WHAT IS BEING ASKED: Listed below are entries; give the number of lines among them that include "restaurants", and only that number.

EXCERPTED RECORDS:
+---+

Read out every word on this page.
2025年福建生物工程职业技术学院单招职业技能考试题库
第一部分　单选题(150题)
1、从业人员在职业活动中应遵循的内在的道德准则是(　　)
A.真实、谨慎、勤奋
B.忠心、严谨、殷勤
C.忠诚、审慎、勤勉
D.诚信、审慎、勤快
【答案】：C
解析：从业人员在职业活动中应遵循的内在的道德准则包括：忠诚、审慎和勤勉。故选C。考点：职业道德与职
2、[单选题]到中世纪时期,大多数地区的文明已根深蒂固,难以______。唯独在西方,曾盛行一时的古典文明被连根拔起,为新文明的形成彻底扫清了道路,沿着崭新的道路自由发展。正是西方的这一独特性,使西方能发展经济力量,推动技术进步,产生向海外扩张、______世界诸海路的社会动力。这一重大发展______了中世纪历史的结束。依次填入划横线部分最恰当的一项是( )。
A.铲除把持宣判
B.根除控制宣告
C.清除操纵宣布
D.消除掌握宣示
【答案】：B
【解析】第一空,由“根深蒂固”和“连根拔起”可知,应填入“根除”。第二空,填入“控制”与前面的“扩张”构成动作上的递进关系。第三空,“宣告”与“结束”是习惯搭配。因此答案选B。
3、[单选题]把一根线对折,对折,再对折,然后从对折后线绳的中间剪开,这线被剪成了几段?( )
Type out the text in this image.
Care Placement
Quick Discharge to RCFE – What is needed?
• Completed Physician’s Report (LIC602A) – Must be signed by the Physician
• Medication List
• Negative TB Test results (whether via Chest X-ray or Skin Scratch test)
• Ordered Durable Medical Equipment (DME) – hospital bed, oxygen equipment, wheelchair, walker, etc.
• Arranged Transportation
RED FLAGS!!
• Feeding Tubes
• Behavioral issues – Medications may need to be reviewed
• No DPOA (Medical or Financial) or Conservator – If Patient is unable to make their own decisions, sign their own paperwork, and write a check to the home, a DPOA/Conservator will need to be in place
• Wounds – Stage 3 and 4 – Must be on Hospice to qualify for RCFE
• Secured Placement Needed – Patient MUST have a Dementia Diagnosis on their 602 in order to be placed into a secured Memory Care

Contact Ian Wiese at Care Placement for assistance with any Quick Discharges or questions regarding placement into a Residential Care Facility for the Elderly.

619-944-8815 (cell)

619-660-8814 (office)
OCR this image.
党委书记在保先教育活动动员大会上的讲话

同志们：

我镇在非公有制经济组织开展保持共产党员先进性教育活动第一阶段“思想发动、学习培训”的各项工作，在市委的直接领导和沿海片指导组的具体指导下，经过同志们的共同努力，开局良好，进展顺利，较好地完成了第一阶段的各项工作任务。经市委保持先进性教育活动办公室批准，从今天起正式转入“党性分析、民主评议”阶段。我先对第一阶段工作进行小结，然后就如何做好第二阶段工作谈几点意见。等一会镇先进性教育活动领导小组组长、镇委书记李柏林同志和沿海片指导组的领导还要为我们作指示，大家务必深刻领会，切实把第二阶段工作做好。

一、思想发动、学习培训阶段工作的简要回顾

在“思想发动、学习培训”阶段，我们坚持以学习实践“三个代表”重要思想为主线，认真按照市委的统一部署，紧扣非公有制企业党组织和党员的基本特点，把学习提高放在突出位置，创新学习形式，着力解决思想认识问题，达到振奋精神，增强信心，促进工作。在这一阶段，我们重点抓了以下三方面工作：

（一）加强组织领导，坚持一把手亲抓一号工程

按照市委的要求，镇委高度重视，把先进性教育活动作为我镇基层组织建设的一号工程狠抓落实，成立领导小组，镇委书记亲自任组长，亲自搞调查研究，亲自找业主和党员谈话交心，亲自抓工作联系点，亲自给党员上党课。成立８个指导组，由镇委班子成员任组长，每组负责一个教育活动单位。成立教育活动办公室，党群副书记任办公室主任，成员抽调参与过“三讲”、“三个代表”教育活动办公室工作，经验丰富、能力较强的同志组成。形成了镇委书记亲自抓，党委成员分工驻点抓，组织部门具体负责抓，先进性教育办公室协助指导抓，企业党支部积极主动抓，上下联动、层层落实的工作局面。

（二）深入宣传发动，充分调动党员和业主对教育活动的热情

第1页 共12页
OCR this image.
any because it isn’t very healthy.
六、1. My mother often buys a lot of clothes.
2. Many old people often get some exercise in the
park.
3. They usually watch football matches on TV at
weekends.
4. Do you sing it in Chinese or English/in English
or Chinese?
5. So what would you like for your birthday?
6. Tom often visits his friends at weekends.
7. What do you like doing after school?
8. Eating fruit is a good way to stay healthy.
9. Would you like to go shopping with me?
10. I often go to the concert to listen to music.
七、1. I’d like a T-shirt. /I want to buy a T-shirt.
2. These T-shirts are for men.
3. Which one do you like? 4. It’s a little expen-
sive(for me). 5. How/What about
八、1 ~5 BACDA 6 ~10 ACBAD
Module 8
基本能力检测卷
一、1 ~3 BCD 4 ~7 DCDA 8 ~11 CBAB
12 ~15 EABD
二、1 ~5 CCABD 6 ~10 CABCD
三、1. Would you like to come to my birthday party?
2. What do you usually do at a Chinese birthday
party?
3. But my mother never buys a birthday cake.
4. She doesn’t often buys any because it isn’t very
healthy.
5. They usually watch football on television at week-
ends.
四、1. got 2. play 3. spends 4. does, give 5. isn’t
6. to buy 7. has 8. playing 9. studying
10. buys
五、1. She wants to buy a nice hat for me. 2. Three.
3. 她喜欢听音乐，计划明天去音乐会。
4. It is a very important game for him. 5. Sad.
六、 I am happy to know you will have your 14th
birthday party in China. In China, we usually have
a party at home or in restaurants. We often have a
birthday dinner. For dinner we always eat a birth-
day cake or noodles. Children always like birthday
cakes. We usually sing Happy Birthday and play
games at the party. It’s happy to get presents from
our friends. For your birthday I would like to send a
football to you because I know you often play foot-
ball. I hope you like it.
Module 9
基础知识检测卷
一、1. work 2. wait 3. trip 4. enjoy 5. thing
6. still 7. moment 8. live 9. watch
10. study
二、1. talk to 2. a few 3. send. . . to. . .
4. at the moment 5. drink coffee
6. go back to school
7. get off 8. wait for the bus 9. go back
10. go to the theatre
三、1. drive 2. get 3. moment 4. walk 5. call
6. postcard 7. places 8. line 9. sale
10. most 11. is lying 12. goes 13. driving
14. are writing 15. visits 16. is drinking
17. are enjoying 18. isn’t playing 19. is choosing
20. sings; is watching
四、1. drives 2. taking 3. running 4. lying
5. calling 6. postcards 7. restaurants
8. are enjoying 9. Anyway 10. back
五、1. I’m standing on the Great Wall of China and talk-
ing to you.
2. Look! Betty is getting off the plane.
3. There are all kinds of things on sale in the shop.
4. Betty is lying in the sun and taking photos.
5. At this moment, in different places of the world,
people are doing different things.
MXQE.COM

+---+

SOLUTION: 2